**Records for the exercise:**
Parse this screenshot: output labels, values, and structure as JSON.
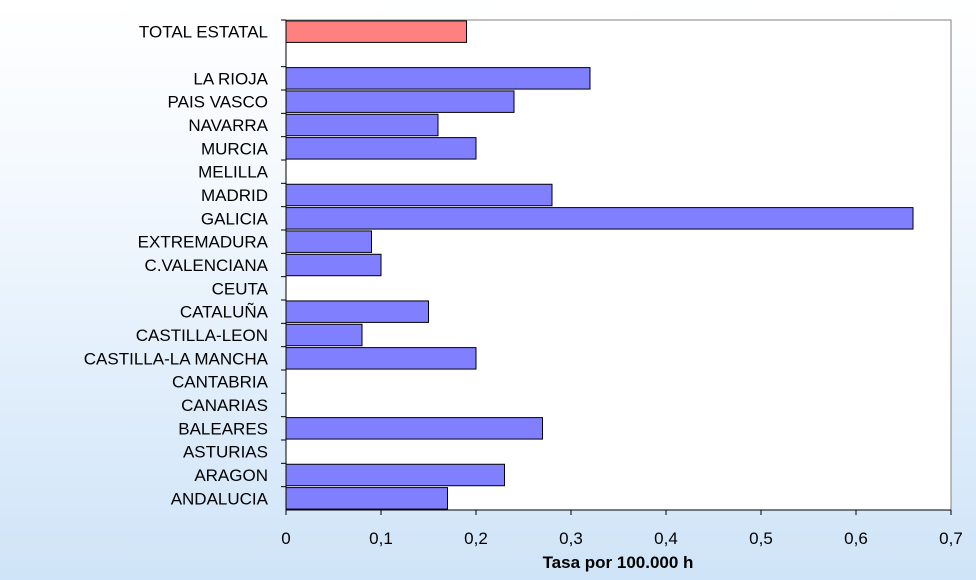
{
  "chart_data": {
    "type": "bar",
    "orientation": "horizontal",
    "title": "",
    "xlabel": "Tasa por 100.000 h",
    "ylabel": "",
    "xlim": [
      0,
      0.7
    ],
    "x_ticks": [
      "0",
      "0,1",
      "0,2",
      "0,3",
      "0,4",
      "0,5",
      "0,6",
      "0,7"
    ],
    "grid": false,
    "legend": "none",
    "categories": [
      "TOTAL ESTATAL",
      "",
      "LA RIOJA",
      "PAIS VASCO",
      "NAVARRA",
      "MURCIA",
      "MELILLA",
      "MADRID",
      "GALICIA",
      "EXTREMADURA",
      "C.VALENCIANA",
      "CEUTA",
      "CATALUÑA",
      "CASTILLA-LEON",
      "CASTILLA-LA MANCHA",
      "CANTABRIA",
      "CANARIAS",
      "BALEARES",
      "ASTURIAS",
      "ARAGON",
      "ANDALUCIA"
    ],
    "values": [
      0.19,
      null,
      0.32,
      0.24,
      0.16,
      0.2,
      0,
      0.28,
      0.66,
      0.09,
      0.1,
      0,
      0.15,
      0.08,
      0.2,
      0,
      0,
      0.27,
      0,
      0.23,
      0.17
    ],
    "colors": {
      "total": "#ff8080",
      "region": "#8080ff",
      "bar_edge": "#000000",
      "plot_background": "#ffffff",
      "axis": "#000000"
    }
  }
}
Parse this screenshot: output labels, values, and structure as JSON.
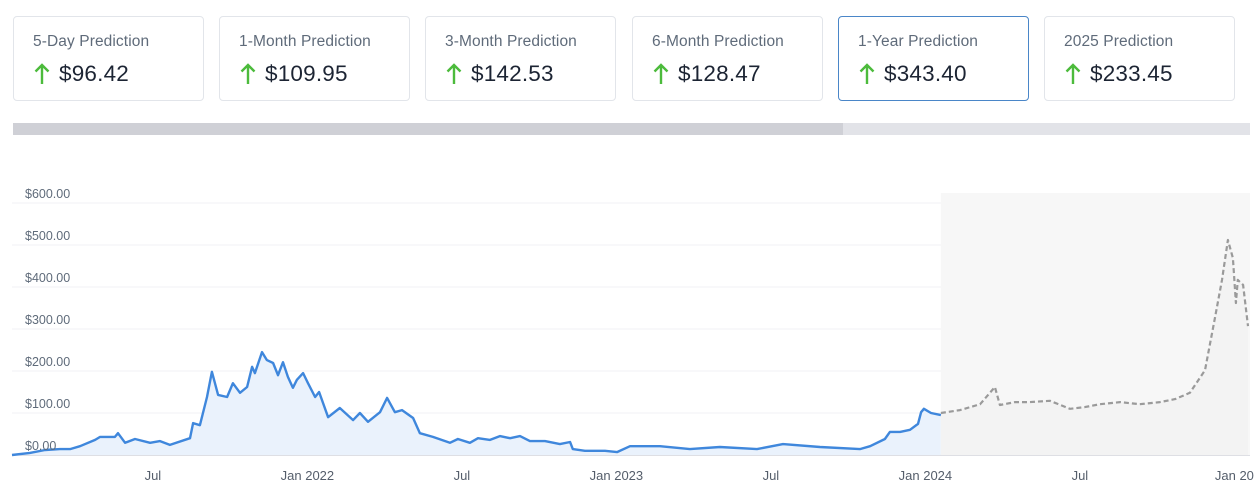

**Instructions for the task:** Leave the pictures out and write out every entry exactly as given.

**Response to this exercise:**
Parse this screenshot: output labels, values, and structure as JSON.
{
  "chart_data": {
    "type": "bar",
    "orientation": "horizontal",
    "title": "",
    "xlabel": "Tasa por 100.000 h",
    "ylabel": "",
    "xlim": [
      0,
      0.7
    ],
    "x_ticks": [
      "0",
      "0,1",
      "0,2",
      "0,3",
      "0,4",
      "0,5",
      "0,6",
      "0,7"
    ],
    "grid": false,
    "legend": "none",
    "categories": [
      "TOTAL ESTATAL",
      "",
      "LA RIOJA",
      "PAIS VASCO",
      "NAVARRA",
      "MURCIA",
      "MELILLA",
      "MADRID",
      "GALICIA",
      "EXTREMADURA",
      "C.VALENCIANA",
      "CEUTA",
      "CATALUÑA",
      "CASTILLA-LEON",
      "CASTILLA-LA MANCHA",
      "CANTABRIA",
      "CANARIAS",
      "BALEARES",
      "ASTURIAS",
      "ARAGON",
      "ANDALUCIA"
    ],
    "values": [
      0.19,
      null,
      0.32,
      0.24,
      0.16,
      0.2,
      0,
      0.28,
      0.66,
      0.09,
      0.1,
      0,
      0.15,
      0.08,
      0.2,
      0,
      0,
      0.27,
      0,
      0.23,
      0.17
    ],
    "colors": {
      "total": "#ff8080",
      "region": "#8080ff",
      "bar_edge": "#000000",
      "plot_background": "#ffffff",
      "axis": "#000000"
    }
  }
}
Parse this screenshot: output labels, values, and structure as JSON.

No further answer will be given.